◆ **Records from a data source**
____________________

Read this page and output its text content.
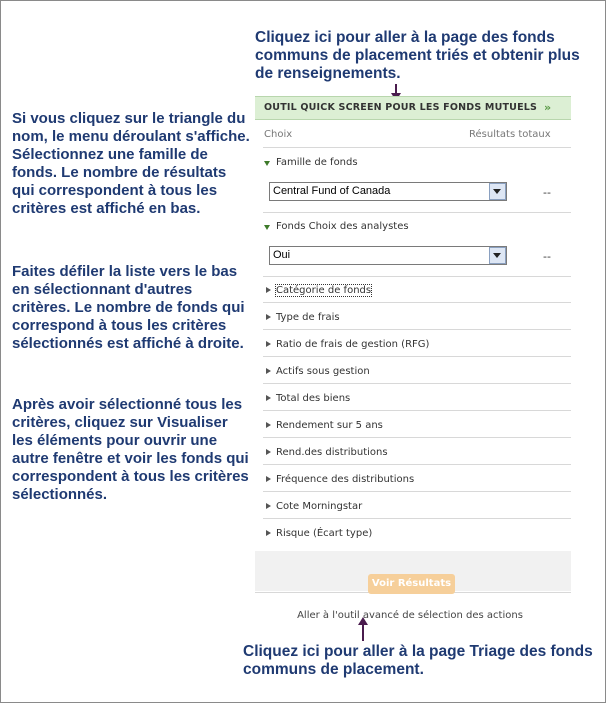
Cliquez ici pour aller à la page des fonds communs de placement triés et obtenir plus de renseignements.
Si vous cliquez sur le triangle du nom, le menu déroulant s'affiche. Sélectionnez une famille de fonds. Le nombre de résultats qui correspondent à tous les critères est affiché en bas.
Faites défiler la liste vers le bas en sélectionnant d'autres critères. Le nombre de fonds qui correspond à tous les critères sélectionnés est affiché à droite.
Après avoir sélectionné tous les critères, cliquez sur Visualiser les éléments pour ouvrir une autre fenêtre et voir les fonds qui correspondent à tous les critères sélectionnés.
Cliquez ici pour aller à la page Triage des fonds communs de placement.
OUTIL QUICK SCREEN POUR LES FONDS MUTUELS »
Choix	Résultats totaux
Famille de fonds
Central Fund of Canada	--
Fonds Choix des analystes
Oui	--
Catégorie de fonds
Type de frais
Ratio de frais de gestion (RFG)
Actifs sous gestion
Total des biens
Rendement sur 5 ans
Rend.des distributions
Fréquence des distributions
Cote Morningstar
Risque (Écart type)
Voir Résultats
Aller à l'outil avancé de sélection des actions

____________________

◆ **Directive**
Every record is to be reproduced exactly, with no pictures included.

◆ **Reply to the exercise**
Read this page and output its text content.
Cliquez ici pour aller à la page des fonds communs de placement triés et obtenir plus de renseignements.
Si vous cliquez sur le triangle du nom, le menu déroulant s'affiche. Sélectionnez une famille de fonds. Le nombre de résultats qui correspondent à tous les critères est affiché en bas.
Faites défiler la liste vers le bas en sélectionnant d'autres critères. Le nombre de fonds qui correspond à tous les critères sélectionnés est affiché à droite.
Après avoir sélectionné tous les critères, cliquez sur Visualiser les éléments pour ouvrir une autre fenêtre et voir les fonds qui correspondent à tous les critères sélectionnés.
Cliquez ici pour aller à la page Triage des fonds communs de placement.
OUTIL QUICK SCREEN POUR LES FONDS MUTUELS »
Choix	Résultats totaux
Famille de fonds
Central Fund of Canada	--
Fonds Choix des analystes
Oui	--
Catégorie de fonds
Type de frais
Ratio de frais de gestion (RFG)
Actifs sous gestion
Total des biens
Rendement sur 5 ans
Rend.des distributions
Fréquence des distributions
Cote Morningstar
Risque (Écart type)
Voir Résultats
Aller à l'outil avancé de sélection des actions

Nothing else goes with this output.